Exact repetition is required: output every record in full.

**ROWS:**
--------------------------------
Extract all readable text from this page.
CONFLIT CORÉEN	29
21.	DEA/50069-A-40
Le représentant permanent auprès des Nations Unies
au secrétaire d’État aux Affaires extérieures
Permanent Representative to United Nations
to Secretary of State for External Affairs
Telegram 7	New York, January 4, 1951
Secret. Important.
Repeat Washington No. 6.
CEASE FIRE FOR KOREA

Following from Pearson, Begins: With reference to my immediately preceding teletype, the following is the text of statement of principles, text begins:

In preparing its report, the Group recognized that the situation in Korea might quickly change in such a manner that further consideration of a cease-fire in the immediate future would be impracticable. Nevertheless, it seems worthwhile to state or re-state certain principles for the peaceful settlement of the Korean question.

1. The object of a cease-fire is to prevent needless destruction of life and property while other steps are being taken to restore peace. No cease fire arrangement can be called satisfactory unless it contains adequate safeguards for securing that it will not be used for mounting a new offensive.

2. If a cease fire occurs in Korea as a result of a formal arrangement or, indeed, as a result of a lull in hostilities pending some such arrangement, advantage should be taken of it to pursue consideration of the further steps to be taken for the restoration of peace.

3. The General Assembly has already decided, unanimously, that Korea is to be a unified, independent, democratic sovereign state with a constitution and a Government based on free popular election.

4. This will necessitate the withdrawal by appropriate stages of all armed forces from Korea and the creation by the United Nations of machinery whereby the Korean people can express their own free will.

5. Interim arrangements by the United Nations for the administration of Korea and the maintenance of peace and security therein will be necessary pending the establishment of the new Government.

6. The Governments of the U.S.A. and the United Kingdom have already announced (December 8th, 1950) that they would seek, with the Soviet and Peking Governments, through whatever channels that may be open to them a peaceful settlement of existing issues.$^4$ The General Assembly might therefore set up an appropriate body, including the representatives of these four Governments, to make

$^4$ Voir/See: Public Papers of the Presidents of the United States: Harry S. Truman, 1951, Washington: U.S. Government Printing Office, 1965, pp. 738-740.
--------------------------------
**ANSWER TO THIS TASK:**
Extract all readable text from this page.
CONFLIT CORÉEN	29
21.	DEA/50069-A-40
Le représentant permanent auprès des Nations Unies
au secrétaire d’État aux Affaires extérieures
Permanent Representative to United Nations
to Secretary of State for External Affairs
Telegram 7	New York, January 4, 1951
Secret. Important.
Repeat Washington No. 6.
CEASE FIRE FOR KOREA

Following from Pearson, Begins: With reference to my immediately preceding teletype, the following is the text of statement of principles, text begins:

In preparing its report, the Group recognized that the situation in Korea might quickly change in such a manner that further consideration of a cease-fire in the immediate future would be impracticable. Nevertheless, it seems worthwhile to state or re-state certain principles for the peaceful settlement of the Korean question.

1. The object of a cease-fire is to prevent needless destruction of life and property while other steps are being taken to restore peace. No cease fire arrangement can be called satisfactory unless it contains adequate safeguards for securing that it will not be used for mounting a new offensive.

2. If a cease fire occurs in Korea as a result of a formal arrangement or, indeed, as a result of a lull in hostilities pending some such arrangement, advantage should be taken of it to pursue consideration of the further steps to be taken for the restoration of peace.

3. The General Assembly has already decided, unanimously, that Korea is to be a unified, independent, democratic sovereign state with a constitution and a Government based on free popular election.

4. This will necessitate the withdrawal by appropriate stages of all armed forces from Korea and the creation by the United Nations of machinery whereby the Korean people can express their own free will.

5. Interim arrangements by the United Nations for the administration of Korea and the maintenance of peace and security therein will be necessary pending the establishment of the new Government.

6. The Governments of the U.S.A. and the United Kingdom have already announced (December 8th, 1950) that they would seek, with the Soviet and Peking Governments, through whatever channels that may be open to them a peaceful settlement of existing issues.$^4$ The General Assembly might therefore set up an appropriate body, including the representatives of these four Governments, to make

$^4$ Voir/See: Public Papers of the Presidents of the United States: Harry S. Truman, 1951, Washington: U.S. Government Printing Office, 1965, pp. 738-740.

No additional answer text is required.